Reproduce each line that includes the word "Pâtes".

##### RAW DATA

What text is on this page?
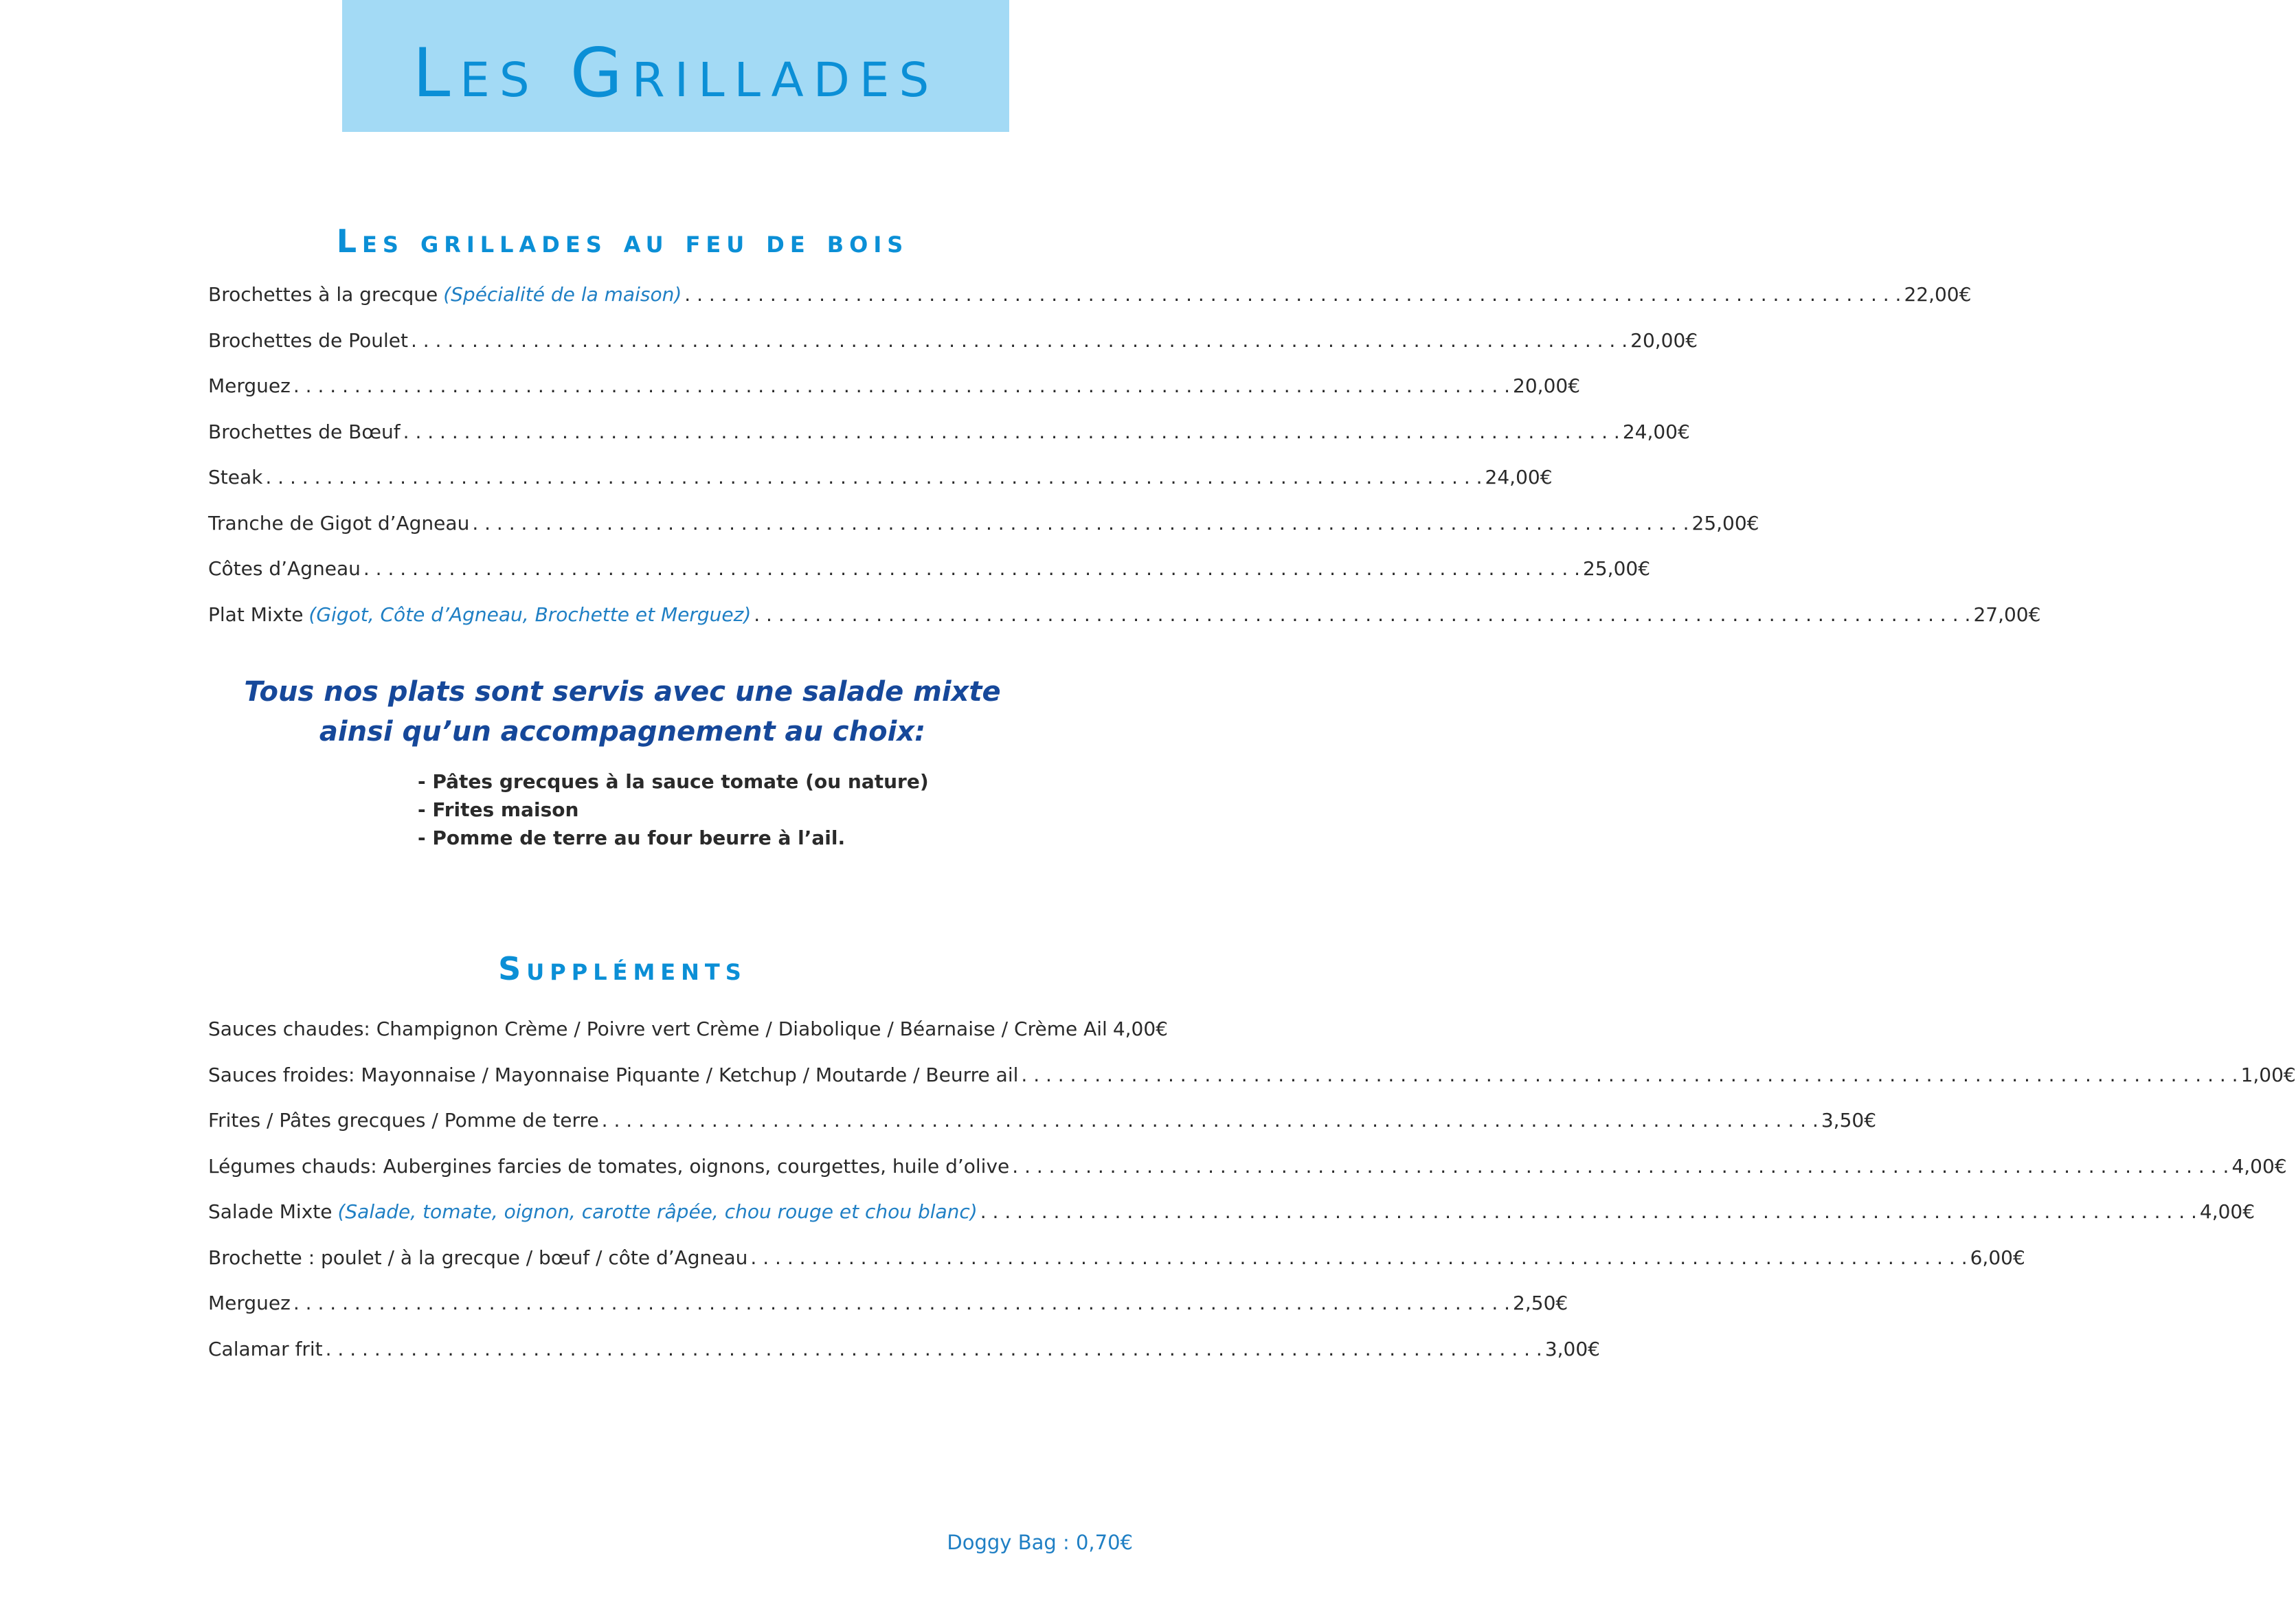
Les Grillades
Les grillades au feu de bois
Brochettes à la grecque (Spécialité de la maison) . . .	22,00€
Brochettes de Poulet . . .	20,00€
Merguez . . .	20,00€
Brochettes de Bœuf . . .	24,00€
Steak . . .	24,00€
Tranche de Gigot d’Agneau . . .	25,00€
Côtes d’Agneau . . .	25,00€
Plat Mixte (Gigot, Côte d’Agneau, Brochette et Merguez) . . .	27,00€
Tous nos plats sont servis avec une salade mixte
ainsi qu’un accompagnement au choix:
- Pâtes grecques à la sauce tomate (ou nature)
- Frites maison
- Pomme de terre au four beurre à l’ail.
Suppléments
Sauces chaudes: Champignon Crème / Poivre vert Crème / Diabolique / Béarnaise / Crème Ail 4,00€
Sauces froides: Mayonnaise / Mayonnaise Piquante / Ketchup / Moutarde / Beurre ail . . .	1,00€
Frites / Pâtes grecques / Pomme de terre . . .	3,50€
Légumes chauds: Aubergines farcies de tomates, oignons, courgettes, huile d’olive . . .	4,00€
Salade Mixte (Salade, tomate, oignon, carotte râpée, chou rouge et chou blanc) . . .	4,00€
Brochette : poulet / à la grecque / bœuf / côte d’Agneau . . .	6,00€
Merguez . . .	2,50€
Calamar frit . . .	3,00€
Doggy Bag : 0,70€
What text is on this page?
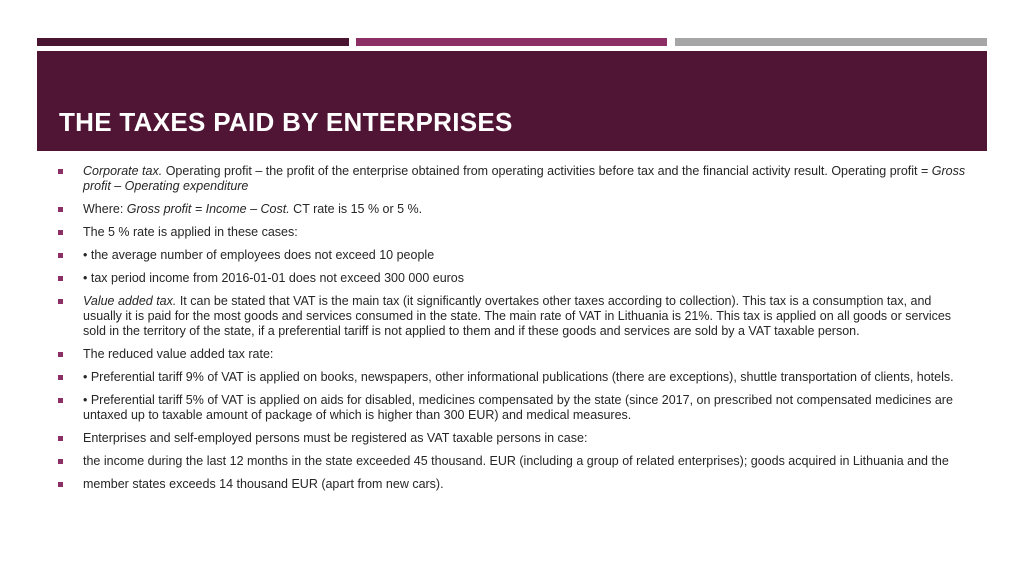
THE TAXES PAID BY ENTERPRISES
Corporate tax. Operating profit – the profit of the enterprise obtained from operating activities before tax and the financial activity result. Operating profit = Gross profit – Operating expenditure
Where: Gross profit = Income – Cost. CT rate is 15 % or 5 %.
The 5 % rate is applied in these cases:
• the average number of employees does not exceed 10 people
• tax period income from 2016-01-01 does not exceed 300 000 euros
Value added tax. It can be stated that VAT is the main tax (it significantly overtakes other taxes according to collection). This tax is a consumption tax, and usually it is paid for the most goods and services consumed in the state. The main rate of VAT in Lithuania is 21%. This tax is applied on all goods or services sold in the territory of the state, if a preferential tariff is not applied to them and if these goods and services are sold by a VAT taxable person.
The reduced value added tax rate:
• Preferential tariff 9% of VAT is applied on books, newspapers, other informational publications (there are exceptions), shuttle transportation of clients, hotels.
• Preferential tariff 5% of VAT is applied on aids for disabled, medicines compensated by the state (since 2017, on prescribed not compensated medicines are untaxed up to taxable amount of package of which is higher than 300 EUR) and medical measures.
Enterprises and self-employed persons must be registered as VAT taxable persons in case:
the income during the last 12 months in the state exceeded 45 thousand. EUR (including a group of related enterprises); goods acquired in Lithuania and the
member states exceeds 14 thousand EUR (apart from new cars).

##########

# ANSWER FOR THE TASK:
- Pâtes grecques à la sauce tomate (ou nature)
Frites / Pâtes grecques / Pomme de terre . . .	3,50€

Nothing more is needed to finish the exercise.